◆ SHORT EXERCISE
Read the material below and count the lines holding the string "title". Give that count with nothing added.

-- START OF LISTING --

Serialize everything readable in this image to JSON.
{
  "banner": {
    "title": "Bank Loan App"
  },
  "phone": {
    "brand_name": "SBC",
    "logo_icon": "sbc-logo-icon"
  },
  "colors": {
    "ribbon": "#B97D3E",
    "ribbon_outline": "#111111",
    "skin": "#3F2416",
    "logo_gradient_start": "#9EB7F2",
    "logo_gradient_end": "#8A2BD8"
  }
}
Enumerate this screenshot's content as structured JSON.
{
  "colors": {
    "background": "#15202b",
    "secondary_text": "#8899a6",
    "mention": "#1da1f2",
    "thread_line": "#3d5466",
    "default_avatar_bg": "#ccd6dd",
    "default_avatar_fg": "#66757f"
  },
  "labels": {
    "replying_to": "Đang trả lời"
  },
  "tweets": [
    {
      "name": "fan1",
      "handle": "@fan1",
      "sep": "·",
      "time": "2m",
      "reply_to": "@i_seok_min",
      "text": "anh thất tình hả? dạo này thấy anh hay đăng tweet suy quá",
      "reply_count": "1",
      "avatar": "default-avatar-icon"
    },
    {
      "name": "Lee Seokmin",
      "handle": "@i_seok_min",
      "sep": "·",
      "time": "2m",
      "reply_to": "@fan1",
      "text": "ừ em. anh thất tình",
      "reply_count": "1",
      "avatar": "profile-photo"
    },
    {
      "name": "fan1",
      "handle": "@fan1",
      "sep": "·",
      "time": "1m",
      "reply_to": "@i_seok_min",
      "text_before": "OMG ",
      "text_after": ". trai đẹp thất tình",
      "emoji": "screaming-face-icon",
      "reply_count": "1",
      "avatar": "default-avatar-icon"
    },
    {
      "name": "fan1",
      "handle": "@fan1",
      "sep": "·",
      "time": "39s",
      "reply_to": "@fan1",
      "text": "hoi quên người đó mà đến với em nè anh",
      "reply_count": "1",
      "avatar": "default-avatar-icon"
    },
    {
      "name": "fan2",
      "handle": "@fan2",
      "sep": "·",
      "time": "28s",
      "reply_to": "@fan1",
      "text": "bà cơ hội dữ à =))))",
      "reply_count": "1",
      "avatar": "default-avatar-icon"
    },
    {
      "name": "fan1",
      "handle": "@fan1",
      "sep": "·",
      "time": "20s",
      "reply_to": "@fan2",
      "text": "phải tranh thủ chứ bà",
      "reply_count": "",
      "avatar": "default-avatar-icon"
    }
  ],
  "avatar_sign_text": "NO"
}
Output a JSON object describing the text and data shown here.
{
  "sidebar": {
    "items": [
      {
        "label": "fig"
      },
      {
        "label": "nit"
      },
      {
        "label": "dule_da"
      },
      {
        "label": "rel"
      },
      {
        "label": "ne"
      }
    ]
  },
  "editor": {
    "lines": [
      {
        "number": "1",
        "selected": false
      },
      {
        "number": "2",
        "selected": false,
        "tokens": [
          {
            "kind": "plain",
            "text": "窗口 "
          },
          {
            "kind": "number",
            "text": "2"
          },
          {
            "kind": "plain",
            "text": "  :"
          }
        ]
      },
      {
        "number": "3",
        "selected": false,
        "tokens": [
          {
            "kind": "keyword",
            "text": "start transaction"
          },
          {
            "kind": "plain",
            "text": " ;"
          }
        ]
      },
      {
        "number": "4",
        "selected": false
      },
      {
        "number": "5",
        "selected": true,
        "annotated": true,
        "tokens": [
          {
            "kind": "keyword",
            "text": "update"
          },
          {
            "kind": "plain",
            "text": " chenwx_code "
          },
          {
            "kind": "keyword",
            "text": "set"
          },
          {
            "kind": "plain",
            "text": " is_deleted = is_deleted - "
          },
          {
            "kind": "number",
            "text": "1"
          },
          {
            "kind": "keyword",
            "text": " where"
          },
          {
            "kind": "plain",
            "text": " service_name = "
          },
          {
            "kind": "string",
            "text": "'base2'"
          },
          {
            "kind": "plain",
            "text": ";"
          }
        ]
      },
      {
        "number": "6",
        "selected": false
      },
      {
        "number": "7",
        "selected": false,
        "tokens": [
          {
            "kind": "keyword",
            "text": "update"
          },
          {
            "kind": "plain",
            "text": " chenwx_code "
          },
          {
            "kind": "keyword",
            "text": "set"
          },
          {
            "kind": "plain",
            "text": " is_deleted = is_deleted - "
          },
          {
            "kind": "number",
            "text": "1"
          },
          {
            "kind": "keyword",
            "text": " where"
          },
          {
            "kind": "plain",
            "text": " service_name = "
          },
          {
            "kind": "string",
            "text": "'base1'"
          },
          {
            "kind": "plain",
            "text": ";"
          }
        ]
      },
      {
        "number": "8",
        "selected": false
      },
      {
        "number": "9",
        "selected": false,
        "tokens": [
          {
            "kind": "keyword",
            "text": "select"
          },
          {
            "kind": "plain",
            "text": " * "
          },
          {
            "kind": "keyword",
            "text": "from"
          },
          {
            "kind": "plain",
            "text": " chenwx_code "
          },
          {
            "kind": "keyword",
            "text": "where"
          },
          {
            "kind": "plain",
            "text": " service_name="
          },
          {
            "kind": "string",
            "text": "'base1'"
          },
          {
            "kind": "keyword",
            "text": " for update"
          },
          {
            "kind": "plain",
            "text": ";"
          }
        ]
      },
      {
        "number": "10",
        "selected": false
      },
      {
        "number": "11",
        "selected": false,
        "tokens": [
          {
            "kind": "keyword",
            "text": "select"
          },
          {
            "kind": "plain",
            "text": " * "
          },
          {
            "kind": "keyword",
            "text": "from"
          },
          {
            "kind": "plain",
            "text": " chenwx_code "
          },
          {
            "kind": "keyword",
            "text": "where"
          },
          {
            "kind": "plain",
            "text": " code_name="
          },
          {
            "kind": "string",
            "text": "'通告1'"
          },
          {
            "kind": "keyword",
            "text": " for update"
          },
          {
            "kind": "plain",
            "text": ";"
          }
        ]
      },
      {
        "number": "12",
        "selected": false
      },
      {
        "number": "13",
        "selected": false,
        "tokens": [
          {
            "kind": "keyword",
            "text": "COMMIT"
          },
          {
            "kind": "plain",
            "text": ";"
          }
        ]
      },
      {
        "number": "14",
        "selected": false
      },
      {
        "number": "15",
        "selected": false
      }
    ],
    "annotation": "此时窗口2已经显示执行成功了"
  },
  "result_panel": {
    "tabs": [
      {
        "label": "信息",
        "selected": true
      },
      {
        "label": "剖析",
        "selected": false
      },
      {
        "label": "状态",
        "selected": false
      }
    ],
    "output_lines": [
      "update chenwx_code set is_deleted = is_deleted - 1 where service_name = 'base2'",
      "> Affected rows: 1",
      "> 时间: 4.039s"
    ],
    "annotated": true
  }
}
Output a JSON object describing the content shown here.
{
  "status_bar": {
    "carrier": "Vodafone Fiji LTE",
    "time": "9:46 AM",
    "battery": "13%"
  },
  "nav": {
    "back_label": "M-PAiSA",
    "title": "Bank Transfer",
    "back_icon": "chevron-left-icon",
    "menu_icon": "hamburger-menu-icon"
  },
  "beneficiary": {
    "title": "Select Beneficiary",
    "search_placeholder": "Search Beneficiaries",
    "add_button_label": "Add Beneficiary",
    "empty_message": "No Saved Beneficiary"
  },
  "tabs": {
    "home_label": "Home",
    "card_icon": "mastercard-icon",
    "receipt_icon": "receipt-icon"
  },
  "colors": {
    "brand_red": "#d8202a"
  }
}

-- END OF LISTING --

◆ FULL OUTPUT
3